***** Given records *****

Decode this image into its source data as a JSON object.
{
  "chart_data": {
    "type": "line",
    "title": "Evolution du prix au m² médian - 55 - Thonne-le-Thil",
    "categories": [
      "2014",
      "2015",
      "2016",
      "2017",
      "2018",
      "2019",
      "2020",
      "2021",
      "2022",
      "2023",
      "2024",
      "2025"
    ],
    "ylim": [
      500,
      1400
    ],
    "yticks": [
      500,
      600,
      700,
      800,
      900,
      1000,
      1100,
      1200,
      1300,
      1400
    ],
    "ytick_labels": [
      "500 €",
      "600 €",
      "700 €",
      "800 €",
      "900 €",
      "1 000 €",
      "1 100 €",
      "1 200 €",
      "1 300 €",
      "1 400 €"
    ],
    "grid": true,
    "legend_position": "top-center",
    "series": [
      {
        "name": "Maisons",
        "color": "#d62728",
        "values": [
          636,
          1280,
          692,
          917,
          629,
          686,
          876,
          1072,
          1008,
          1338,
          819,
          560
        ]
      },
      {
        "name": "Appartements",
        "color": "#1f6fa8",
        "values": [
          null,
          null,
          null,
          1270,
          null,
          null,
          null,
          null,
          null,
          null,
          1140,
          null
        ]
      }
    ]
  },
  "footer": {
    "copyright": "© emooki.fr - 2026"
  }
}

*****

* [Given instruction] Every record above should be output exactly.

* [Problem solution]
Decode this image into its source data as a JSON object.
{
  "chart_data": {
    "type": "line",
    "title": "Evolution du prix au m² médian - 55 - Thonne-le-Thil",
    "categories": [
      "2014",
      "2015",
      "2016",
      "2017",
      "2018",
      "2019",
      "2020",
      "2021",
      "2022",
      "2023",
      "2024",
      "2025"
    ],
    "ylim": [
      500,
      1400
    ],
    "yticks": [
      500,
      600,
      700,
      800,
      900,
      1000,
      1100,
      1200,
      1300,
      1400
    ],
    "ytick_labels": [
      "500 €",
      "600 €",
      "700 €",
      "800 €",
      "900 €",
      "1 000 €",
      "1 100 €",
      "1 200 €",
      "1 300 €",
      "1 400 €"
    ],
    "grid": true,
    "legend_position": "top-center",
    "series": [
      {
        "name": "Maisons",
        "color": "#d62728",
        "values": [
          636,
          1280,
          692,
          917,
          629,
          686,
          876,
          1072,
          1008,
          1338,
          819,
          560
        ]
      },
      {
        "name": "Appartements",
        "color": "#1f6fa8",
        "values": [
          null,
          null,
          null,
          1270,
          null,
          null,
          null,
          null,
          null,
          null,
          1140,
          null
        ]
      }
    ]
  },
  "footer": {
    "copyright": "© emooki.fr - 2026"
  }
}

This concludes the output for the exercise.